Have you heard of a Hush Arbor? When religion grew and became an important part of slave life, slaves were forced to gather in secret secluded parts of the woods. As slaves came to know the Bible, they began to see treatment was unjust. Slave owners did not want slaves attending their own places of worship, and also prevented slaves from gathering fearing that slaves would organize against them. Thus, Hush Arbors became a place of worship and refuge.
If your eyes have been opened to the realities of racism and social injustice in this world like mine, you may be thinking…now what? I’ll be honest, I’ve run the gamut of emotion. But one thing centering me is the driving force that I know we need to act. All the “details,” may not be ironed out, but through working on ourselves, educating, and listening, we will get there.
I have been taking time to study what the Bible has to say about racism and injustice as well as listening to messages from different churches. It is important to understand where the Church stands and acknowledge there are areas the Church has been complicit in racism. Jemar Tisby, a Christian, historian, writer, and speaker does an excellent job of pointing to facts from history to outline the start of racism, slavery, where the Church came in, and what do to from here in his series available on RightNow Media called The Color of Compromise.
what does the bible say?
I am no master theologian, so I will speak to only what I have drawn from the Bible over the past few weeks. Then, outline some action steps we can all take from here. As Christians, we center our lives around the word of God. Ok, so what does the Bible say about racism and injustice? Turns out, a lot. And it also says a lot about being complicit.
I want to preface this all by noting that I grew up going to Church. My Lolo (Tagalog for Grandpa) was a pastor, I spent many summers at VBS and have continued following Christ throughout my adult life. I was taught to love my neighbor, be kind, you name it. When I say the Church or Christians have been complicit, I don’t mean one Church or person, in particular. I mean it as a broader term looking back into history and examining how these same beliefs might exist today.
As Christians, we have to deal with this complicity. We have some narratives to unlearn, and we need to pause and absorb all of this. This won’t happen overnight, and it will take some serious soul work.
If you are starting to examine your own heart and identify ways you have been complicit with racism, or did not realize your privilege, you may be feeling a sense of guilt. I have felt this and it’s often turned into shame, preventing me from speaking out against racism in the past. It is important to turn guilt into grief and grieve with our Black brothers and sisters, grieve for these transgressions committed against them. In this grief, we need to recognize the sins of the past, present, and repent.

» REQUESTS:
• A. In the post about racism and the Bible, what is the name of the series by Jemar Tisby that the author recommends?
• B. Write the next part of the post about racism and the Bible, picking up after its final sentence.

Records from a dataset:

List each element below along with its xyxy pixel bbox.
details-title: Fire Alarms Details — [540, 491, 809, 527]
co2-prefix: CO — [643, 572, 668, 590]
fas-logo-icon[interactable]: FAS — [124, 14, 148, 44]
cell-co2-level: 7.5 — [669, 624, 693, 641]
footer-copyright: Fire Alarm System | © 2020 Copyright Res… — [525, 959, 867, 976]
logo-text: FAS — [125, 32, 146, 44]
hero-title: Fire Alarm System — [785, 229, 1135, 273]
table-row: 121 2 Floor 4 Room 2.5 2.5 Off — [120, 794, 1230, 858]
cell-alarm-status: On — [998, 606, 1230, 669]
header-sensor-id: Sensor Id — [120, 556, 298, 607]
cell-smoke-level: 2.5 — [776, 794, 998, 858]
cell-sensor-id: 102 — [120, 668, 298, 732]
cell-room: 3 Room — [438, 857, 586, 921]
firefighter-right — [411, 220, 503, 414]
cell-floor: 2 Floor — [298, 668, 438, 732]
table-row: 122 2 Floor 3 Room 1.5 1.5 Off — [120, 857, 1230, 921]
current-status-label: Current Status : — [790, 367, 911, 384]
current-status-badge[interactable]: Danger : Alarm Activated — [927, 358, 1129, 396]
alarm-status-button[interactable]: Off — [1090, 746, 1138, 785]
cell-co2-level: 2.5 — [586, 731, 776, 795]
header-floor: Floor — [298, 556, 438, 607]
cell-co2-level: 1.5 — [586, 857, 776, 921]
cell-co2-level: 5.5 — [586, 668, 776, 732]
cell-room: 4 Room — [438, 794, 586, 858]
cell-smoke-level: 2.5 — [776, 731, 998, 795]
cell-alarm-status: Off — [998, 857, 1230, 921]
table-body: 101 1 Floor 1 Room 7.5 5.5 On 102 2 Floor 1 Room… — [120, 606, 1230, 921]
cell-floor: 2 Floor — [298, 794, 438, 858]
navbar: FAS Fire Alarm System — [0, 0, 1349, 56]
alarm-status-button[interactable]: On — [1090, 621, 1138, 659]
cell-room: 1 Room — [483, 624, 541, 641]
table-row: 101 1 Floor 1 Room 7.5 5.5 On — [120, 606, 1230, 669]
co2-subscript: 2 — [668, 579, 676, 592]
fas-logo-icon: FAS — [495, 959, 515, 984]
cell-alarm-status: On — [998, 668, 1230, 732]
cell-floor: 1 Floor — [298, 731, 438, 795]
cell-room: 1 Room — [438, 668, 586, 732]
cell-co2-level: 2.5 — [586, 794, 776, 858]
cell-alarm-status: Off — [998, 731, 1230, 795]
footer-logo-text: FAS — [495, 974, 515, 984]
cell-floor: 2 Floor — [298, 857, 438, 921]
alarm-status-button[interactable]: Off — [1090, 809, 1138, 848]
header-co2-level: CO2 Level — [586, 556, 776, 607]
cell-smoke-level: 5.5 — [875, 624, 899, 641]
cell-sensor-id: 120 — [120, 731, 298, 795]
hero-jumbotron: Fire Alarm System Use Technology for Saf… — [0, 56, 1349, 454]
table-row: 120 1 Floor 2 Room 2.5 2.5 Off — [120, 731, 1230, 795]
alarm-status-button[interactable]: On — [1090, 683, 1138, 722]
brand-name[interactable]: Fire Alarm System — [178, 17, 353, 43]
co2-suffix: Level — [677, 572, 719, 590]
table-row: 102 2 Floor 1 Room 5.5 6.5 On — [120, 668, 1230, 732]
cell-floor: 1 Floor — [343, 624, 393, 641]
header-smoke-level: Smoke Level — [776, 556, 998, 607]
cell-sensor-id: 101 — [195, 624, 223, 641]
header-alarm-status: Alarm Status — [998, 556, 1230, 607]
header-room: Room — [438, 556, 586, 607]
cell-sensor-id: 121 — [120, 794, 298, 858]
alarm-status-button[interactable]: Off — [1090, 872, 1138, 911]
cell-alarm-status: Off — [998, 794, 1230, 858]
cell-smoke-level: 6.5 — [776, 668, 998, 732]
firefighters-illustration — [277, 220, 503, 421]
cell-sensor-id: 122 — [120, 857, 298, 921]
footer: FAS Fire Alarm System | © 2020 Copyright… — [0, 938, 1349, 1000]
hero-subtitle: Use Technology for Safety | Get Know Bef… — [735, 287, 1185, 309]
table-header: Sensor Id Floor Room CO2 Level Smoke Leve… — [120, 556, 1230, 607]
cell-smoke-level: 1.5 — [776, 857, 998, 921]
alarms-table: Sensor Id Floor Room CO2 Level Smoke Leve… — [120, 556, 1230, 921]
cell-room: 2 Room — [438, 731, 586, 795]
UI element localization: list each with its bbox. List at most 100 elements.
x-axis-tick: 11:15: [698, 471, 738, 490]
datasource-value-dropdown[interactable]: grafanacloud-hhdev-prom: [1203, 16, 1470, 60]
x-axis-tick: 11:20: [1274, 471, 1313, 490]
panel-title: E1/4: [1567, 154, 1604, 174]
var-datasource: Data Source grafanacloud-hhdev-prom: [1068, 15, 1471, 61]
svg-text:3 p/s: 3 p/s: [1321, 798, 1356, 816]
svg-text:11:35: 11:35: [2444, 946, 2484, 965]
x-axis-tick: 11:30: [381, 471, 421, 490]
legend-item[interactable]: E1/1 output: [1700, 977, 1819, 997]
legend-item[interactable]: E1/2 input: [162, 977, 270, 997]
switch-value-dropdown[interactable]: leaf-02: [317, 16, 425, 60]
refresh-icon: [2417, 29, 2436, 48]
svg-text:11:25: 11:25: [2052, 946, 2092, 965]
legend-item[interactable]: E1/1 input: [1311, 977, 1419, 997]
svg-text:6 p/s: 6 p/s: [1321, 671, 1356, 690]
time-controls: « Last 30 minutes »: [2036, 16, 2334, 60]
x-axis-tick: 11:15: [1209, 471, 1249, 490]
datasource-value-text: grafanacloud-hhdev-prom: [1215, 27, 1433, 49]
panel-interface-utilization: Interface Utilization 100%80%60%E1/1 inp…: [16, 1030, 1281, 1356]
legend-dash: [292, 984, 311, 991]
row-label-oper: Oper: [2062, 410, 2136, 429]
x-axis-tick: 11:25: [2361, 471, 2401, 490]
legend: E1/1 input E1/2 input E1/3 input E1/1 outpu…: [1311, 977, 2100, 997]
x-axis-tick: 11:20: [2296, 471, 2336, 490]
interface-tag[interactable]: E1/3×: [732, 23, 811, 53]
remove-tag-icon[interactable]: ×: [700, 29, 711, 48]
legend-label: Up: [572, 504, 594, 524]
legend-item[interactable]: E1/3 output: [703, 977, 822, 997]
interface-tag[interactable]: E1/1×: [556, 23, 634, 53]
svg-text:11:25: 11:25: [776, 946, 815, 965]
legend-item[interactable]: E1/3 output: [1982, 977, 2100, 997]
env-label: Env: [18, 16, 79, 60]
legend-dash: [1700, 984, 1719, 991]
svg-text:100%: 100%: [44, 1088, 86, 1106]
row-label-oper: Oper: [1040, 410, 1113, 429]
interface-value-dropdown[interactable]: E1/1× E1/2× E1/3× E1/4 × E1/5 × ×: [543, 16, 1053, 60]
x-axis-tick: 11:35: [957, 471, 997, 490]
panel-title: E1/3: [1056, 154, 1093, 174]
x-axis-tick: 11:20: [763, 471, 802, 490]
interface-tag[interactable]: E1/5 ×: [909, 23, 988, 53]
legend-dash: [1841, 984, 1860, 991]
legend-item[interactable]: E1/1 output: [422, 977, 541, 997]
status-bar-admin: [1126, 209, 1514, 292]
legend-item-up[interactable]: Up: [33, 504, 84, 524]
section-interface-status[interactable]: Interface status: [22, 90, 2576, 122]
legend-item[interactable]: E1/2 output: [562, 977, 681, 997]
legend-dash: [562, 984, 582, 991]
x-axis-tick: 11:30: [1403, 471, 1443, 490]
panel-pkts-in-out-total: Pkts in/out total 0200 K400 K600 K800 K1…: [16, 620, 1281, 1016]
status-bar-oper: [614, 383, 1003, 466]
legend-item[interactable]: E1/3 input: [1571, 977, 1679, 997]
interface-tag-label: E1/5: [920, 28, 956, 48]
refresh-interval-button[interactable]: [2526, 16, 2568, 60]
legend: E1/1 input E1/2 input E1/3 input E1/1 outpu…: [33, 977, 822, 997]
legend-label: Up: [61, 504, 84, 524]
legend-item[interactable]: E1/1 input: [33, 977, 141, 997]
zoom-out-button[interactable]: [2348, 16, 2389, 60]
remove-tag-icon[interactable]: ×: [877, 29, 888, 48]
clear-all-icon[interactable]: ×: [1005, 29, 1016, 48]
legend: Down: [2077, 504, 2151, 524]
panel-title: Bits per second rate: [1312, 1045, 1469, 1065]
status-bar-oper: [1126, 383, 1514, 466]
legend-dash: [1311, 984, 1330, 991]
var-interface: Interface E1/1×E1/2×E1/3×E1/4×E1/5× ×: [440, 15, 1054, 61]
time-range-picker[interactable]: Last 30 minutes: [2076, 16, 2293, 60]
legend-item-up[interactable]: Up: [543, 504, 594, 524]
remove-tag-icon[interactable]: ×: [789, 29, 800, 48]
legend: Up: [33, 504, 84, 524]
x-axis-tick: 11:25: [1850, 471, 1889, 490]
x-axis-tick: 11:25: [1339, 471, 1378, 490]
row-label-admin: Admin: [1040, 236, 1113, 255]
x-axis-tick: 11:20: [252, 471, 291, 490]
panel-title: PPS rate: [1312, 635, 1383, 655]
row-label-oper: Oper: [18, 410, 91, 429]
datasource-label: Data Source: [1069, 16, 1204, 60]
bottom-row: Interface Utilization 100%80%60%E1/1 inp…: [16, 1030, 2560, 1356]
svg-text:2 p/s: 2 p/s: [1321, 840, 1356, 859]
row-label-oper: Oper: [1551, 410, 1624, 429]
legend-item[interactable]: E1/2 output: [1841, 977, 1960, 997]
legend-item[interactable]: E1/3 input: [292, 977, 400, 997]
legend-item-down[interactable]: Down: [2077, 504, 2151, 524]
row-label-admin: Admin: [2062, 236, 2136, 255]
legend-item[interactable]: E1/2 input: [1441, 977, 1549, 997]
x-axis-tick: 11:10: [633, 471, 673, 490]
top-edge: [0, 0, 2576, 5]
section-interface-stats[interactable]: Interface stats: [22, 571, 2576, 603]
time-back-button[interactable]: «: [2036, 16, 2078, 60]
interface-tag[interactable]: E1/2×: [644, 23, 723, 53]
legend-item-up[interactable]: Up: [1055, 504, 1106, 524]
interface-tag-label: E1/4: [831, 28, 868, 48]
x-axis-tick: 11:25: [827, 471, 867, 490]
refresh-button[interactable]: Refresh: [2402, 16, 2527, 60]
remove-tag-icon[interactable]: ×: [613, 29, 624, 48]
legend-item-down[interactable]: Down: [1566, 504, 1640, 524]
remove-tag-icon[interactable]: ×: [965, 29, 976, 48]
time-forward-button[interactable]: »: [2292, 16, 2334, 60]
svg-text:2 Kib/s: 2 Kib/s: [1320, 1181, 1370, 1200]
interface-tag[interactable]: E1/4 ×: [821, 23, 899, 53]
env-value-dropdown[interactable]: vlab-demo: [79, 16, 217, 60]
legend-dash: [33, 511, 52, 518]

» WRITTEN ANSWERS:
• A. The Color of Compromise, available on RightNow Media.

• B.
Next, I want to speak to the idea of “What would Jesus do.”
We cannot forget Jesus was radical. Protesting, whether quietly or publicly was something Jesus did throughout the Bible. He was a radical person who was eventually beaten, arrested, and crucified on the cross because of his words and actions. It’s important to recognize Jesus was not complicit. He purposefully acted, spoke, dissented, questioned, and challenged. Jesus advocated for the poor, sacrificed and served those with less than, urged us to love humbly, and show compassion to others.
I want to point to the book of Matthew where Jesus gives the woe statements to the Pharisees. Basically, these are warnings and beckoning for repentance. The woes point to the hypocrisy and illustrate the differences between inner and outer moral states.
Christ-follower or not, we tend to put on an outer image that might not match what is really going on beneath the surface. It’s easier to portray that message, right? And surely much more comfortable than admitting we have areas where we have failed. The past few weeks I’ve really leaned into this and asked God to reveal those inner parts of me that need work.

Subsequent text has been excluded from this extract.